**PROBLEM TO WORK ON:** Find and copy each line of the records where the string "color" shows up.
===== RECORDED INFORMATION =====
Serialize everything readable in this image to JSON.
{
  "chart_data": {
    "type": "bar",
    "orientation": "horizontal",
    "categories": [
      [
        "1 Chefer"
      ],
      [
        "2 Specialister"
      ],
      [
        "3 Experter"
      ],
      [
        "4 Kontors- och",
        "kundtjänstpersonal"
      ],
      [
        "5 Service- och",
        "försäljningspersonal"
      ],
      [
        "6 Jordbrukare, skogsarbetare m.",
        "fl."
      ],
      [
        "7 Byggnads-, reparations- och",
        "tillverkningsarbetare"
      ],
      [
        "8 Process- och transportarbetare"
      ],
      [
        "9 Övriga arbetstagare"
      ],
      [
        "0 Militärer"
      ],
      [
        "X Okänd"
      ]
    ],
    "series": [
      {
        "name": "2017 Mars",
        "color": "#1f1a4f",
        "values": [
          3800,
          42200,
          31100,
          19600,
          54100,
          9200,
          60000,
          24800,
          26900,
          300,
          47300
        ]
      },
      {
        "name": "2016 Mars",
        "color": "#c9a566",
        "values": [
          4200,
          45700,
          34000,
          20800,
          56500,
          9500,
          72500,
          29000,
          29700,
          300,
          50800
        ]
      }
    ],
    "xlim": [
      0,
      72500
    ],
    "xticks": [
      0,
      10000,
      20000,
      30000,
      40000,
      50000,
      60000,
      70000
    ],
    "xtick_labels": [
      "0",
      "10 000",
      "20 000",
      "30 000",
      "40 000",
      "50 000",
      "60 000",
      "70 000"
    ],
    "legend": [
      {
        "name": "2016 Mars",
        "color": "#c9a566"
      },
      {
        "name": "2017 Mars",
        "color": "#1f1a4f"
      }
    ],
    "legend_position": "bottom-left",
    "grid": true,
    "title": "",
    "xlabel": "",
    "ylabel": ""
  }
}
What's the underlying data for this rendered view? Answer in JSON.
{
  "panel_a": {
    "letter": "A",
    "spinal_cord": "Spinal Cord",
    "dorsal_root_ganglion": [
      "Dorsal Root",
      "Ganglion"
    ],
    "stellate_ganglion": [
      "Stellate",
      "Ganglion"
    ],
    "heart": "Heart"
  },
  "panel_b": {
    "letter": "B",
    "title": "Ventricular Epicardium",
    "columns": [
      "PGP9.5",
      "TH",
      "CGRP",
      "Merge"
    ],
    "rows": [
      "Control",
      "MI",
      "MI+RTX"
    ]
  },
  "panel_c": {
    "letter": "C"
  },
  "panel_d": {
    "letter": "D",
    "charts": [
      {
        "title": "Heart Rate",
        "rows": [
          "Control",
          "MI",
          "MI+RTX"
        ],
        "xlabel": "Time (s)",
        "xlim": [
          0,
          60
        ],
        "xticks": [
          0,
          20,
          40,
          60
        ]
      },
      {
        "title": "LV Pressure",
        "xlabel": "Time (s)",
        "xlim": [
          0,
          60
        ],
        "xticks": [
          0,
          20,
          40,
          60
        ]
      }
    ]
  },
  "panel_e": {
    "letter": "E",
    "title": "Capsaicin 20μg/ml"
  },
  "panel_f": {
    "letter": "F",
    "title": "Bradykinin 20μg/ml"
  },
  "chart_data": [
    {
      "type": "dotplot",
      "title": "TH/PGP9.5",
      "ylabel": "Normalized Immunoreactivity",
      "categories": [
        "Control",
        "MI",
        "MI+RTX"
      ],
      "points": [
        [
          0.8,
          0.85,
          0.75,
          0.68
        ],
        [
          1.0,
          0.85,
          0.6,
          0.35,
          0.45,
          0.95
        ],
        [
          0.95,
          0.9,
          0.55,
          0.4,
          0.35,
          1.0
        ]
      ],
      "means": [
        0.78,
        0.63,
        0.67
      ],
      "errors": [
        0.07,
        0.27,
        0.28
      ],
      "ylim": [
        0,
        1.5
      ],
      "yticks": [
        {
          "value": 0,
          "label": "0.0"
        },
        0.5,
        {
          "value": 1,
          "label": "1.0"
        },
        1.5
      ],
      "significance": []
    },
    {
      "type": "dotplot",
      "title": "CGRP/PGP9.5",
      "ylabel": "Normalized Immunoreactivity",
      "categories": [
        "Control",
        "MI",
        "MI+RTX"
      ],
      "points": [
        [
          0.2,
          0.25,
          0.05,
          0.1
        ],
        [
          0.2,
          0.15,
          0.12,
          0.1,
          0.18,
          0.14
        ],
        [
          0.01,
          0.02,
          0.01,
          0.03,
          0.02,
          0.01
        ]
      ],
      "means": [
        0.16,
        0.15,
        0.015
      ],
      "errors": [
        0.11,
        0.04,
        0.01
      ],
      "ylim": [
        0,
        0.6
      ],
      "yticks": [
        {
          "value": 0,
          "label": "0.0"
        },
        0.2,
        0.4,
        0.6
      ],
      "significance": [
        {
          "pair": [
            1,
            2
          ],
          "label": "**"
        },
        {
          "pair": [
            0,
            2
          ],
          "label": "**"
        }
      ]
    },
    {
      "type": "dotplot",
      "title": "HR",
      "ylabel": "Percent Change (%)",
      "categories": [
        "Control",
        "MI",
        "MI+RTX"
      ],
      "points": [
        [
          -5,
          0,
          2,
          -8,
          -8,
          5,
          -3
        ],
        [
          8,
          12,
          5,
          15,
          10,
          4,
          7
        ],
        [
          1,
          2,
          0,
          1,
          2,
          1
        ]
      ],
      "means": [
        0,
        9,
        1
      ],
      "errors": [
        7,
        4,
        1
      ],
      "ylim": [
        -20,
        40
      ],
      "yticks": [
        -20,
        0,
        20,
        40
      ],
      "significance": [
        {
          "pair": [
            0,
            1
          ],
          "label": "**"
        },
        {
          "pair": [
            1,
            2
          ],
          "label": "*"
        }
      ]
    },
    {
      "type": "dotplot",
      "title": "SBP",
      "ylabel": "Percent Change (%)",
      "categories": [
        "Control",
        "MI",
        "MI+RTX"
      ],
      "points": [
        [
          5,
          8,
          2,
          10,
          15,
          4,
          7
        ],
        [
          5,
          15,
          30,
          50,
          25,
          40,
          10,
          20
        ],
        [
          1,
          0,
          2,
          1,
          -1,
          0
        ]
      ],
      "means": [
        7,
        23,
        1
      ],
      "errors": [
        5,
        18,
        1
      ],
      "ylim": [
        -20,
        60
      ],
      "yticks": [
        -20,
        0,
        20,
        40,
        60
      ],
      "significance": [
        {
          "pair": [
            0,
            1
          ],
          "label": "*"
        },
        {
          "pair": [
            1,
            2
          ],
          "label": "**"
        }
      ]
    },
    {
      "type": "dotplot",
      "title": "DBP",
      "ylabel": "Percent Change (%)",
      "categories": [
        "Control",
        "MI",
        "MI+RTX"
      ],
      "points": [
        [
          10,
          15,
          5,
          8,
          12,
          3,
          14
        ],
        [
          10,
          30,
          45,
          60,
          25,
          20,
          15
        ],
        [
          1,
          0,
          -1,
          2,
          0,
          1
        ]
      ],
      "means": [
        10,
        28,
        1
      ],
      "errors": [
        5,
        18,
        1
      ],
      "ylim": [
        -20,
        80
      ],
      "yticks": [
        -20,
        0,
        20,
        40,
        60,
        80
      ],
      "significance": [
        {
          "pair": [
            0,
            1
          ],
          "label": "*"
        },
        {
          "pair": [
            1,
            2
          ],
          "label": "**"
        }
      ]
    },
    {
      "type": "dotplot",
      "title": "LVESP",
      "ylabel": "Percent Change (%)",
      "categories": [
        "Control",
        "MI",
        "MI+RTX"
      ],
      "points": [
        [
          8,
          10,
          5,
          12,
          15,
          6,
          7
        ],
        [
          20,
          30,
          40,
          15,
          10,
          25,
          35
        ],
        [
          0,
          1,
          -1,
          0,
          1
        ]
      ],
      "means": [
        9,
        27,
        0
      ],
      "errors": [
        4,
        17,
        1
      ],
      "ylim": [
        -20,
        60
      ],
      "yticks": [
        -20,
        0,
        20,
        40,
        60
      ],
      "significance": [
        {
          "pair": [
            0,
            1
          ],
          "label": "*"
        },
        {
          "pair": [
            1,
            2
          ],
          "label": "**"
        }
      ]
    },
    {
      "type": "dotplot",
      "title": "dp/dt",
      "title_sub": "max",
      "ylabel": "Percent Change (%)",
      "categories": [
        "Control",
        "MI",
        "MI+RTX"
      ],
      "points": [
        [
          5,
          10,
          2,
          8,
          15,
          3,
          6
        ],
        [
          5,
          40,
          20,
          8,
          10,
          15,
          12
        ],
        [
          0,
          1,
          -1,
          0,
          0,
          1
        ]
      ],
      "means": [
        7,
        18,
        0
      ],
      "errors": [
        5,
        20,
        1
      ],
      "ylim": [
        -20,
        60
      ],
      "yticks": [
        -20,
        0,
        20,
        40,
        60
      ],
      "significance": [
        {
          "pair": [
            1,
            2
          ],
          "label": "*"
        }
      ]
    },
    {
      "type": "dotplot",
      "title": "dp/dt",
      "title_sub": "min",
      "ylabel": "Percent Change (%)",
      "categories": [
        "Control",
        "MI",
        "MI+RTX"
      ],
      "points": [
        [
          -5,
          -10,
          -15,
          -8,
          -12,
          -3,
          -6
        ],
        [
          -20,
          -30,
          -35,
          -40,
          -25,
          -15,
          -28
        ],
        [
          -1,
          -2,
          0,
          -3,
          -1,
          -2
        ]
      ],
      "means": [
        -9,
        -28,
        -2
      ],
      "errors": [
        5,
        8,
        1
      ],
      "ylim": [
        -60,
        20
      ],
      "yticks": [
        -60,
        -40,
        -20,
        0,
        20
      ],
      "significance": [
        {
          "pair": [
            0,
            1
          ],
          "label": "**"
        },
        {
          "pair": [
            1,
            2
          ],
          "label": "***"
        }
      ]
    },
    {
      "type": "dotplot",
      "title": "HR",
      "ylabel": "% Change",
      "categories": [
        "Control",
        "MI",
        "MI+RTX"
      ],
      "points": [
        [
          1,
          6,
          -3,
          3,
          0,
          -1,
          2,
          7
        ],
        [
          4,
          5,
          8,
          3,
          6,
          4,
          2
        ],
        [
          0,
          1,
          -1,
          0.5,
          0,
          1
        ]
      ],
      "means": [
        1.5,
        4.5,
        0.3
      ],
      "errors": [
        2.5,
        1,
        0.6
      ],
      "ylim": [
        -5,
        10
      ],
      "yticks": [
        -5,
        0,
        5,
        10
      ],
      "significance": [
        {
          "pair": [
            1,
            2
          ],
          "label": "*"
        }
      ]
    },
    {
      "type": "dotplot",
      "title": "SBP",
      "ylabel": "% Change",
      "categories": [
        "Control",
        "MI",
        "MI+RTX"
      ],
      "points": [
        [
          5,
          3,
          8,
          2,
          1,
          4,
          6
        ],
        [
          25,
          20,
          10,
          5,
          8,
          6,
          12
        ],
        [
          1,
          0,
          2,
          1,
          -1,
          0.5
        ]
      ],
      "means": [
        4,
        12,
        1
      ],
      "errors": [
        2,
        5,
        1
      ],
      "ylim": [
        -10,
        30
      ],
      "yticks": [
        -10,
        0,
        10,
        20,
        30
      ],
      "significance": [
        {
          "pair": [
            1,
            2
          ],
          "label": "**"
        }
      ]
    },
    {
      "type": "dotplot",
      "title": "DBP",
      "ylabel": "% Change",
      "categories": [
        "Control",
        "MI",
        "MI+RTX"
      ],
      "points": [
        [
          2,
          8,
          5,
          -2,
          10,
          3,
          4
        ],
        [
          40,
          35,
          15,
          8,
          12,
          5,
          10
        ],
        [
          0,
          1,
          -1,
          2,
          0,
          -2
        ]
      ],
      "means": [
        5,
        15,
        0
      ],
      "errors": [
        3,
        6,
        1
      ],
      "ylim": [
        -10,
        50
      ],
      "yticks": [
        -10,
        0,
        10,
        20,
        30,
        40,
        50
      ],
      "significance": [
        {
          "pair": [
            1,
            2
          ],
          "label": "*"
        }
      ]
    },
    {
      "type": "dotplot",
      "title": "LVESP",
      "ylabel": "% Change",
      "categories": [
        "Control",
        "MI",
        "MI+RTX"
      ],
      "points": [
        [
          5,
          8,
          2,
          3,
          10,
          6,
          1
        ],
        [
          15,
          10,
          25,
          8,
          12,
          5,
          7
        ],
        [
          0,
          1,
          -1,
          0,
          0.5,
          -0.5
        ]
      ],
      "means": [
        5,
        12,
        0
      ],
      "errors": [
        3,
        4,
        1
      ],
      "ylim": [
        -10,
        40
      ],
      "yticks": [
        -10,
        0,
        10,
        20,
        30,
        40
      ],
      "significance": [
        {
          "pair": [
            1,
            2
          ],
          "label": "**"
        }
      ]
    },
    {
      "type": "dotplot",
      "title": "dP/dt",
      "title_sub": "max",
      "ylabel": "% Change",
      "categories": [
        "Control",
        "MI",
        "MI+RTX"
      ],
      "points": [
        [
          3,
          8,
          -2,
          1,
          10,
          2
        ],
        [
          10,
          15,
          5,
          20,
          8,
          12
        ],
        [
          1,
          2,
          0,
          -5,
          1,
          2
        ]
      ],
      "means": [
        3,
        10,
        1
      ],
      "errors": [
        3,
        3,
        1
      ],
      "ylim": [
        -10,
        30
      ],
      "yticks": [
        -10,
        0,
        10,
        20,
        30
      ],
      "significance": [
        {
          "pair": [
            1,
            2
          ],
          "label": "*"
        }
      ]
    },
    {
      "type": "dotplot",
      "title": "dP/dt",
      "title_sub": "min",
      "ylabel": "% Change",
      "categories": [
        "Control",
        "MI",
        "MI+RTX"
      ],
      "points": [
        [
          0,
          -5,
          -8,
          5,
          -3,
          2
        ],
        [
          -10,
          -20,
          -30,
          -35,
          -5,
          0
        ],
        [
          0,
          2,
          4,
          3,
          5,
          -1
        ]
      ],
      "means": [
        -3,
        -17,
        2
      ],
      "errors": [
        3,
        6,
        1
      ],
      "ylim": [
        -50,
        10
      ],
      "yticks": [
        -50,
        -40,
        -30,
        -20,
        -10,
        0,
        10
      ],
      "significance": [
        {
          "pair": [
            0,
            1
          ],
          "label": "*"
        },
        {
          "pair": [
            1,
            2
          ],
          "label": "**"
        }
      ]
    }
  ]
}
=====
**THE COMPLETED TASK:**
        "color": "#1f1a4f",
        "color": "#c9a566",
        "color": "#c9a566"
        "color": "#1f1a4f"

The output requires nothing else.